Stored dataset items:
.....

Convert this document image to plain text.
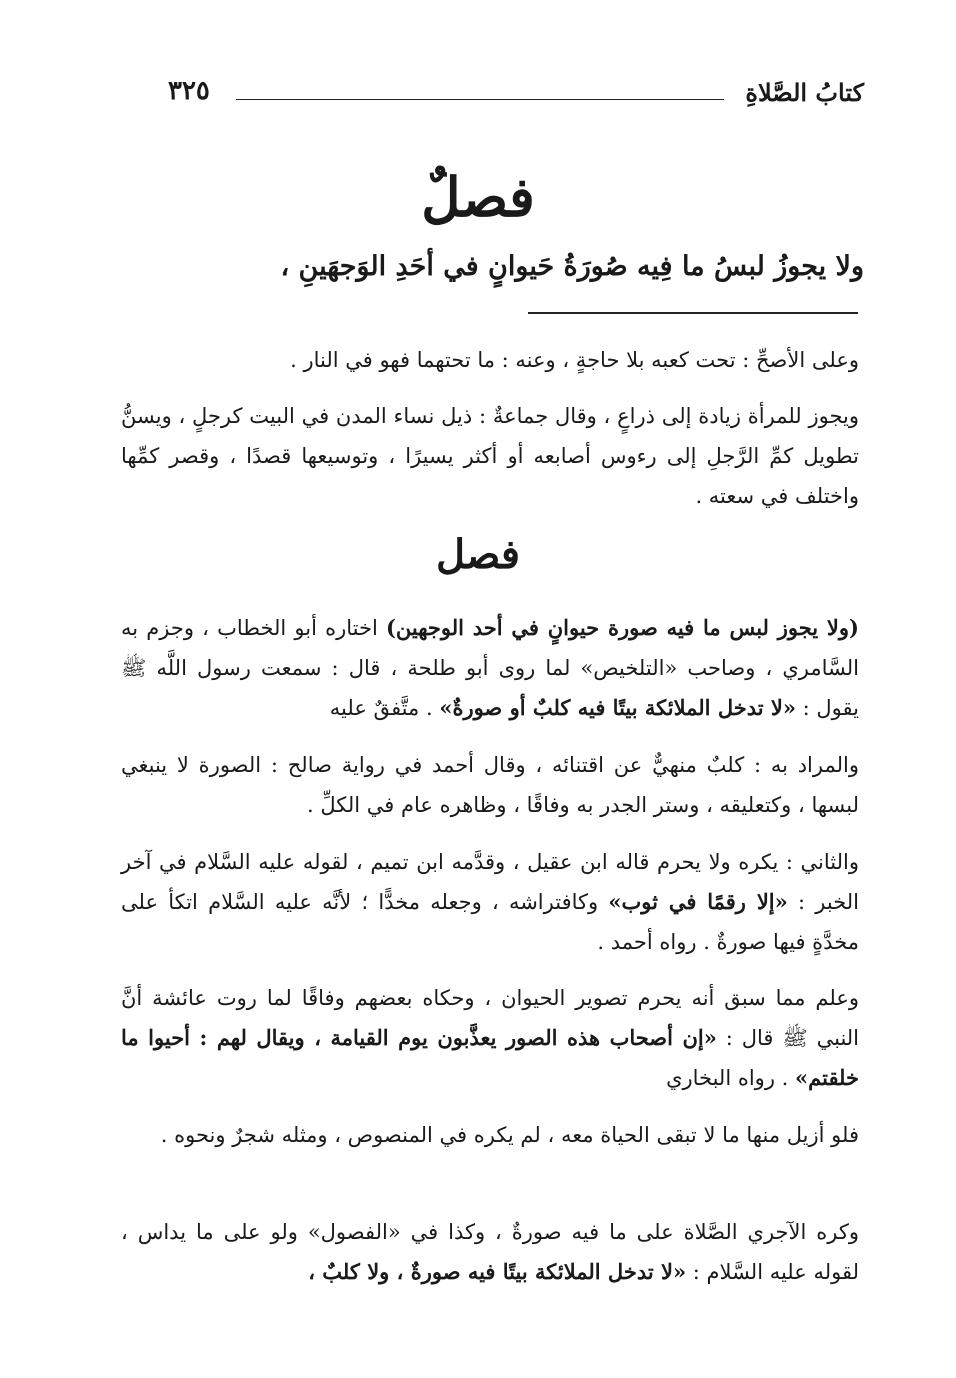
كتابُ الصَّلاةِ
٣٢٥
فصلٌ
ولا يجوزُ لبسُ ما فِيه صُورَةُ حَيوانٍ في أحَدِ الوَجهَينِ ،

وعلى الأصحِّ : تحت كعبه بلا حاجةٍ ، وعنه : ما تحتهما فهو في النار .

ويجوز للمرأة زيادة إلى ذراعٍ ، وقال جماعةٌ : ذيل نساء المدن في البيت كرجلٍ ، ويسنُّ تطويل كمِّ الرَّجلِ إلى رءوس أصابعه أو أكثر يسيرًا ، وتوسيعها قصدًا ، وقصر كمِّها واختلف في سعته .

فصل

(ولا يجوز لبس ما فيه صورة حيوانٍ في أحد الوجهين) اختاره أبو الخطاب ، وجزم به السَّامري ، وصاحب «التلخيص» لما روى أبو طلحة ، قال : سمعت رسول اللَّه ﷺ يقول : «لا تدخل الملائكة بيتًا فيه كلبٌ أو صورةٌ» . متَّفقٌ عليه

والمراد به : كلبٌ منهيٌّ عن اقتنائه ، وقال أحمد في رواية صالح : الصورة لا ينبغي لبسها ، وكتعليقه ، وستر الجدر به وفاقًا ، وظاهره عام في الكلِّ .

والثاني : يكره ولا يحرم قاله ابن عقيل ، وقدَّمه ابن تميم ، لقوله عليه السَّلام في آخر الخبر : «إلا رقمًا في ثوب» وكافتراشه ، وجعله مخدًّا ؛ لأنَّه عليه السَّلام اتكأ على مخدَّةٍ فيها صورةٌ . رواه أحمد .

وعلم مما سبق أنه يحرم تصوير الحيوان ، وحكاه بعضهم وفاقًا لما روت عائشة أنَّ النبي ﷺ قال : «إن أصحاب هذه الصور يعذَّبون يوم القيامة ، ويقال لهم : أحيوا ما خلقتم» . رواه البخاري

فلو أزيل منها ما لا تبقى الحياة معه ، لم يكره في المنصوص ، ومثله شجرٌ ونحوه .

وكره الآجري الصَّلاة على ما فيه صورةٌ ، وكذا في «الفصول» ولو على ما يداس ، لقوله عليه السَّلام : «لا تدخل الملائكة بيتًا فيه صورةٌ ، ولا كلبٌ ،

.....

* **What you are asked to do**: Give the number of lines in the records that contain the string "وقال", with no other output.

* **Solution below**: 2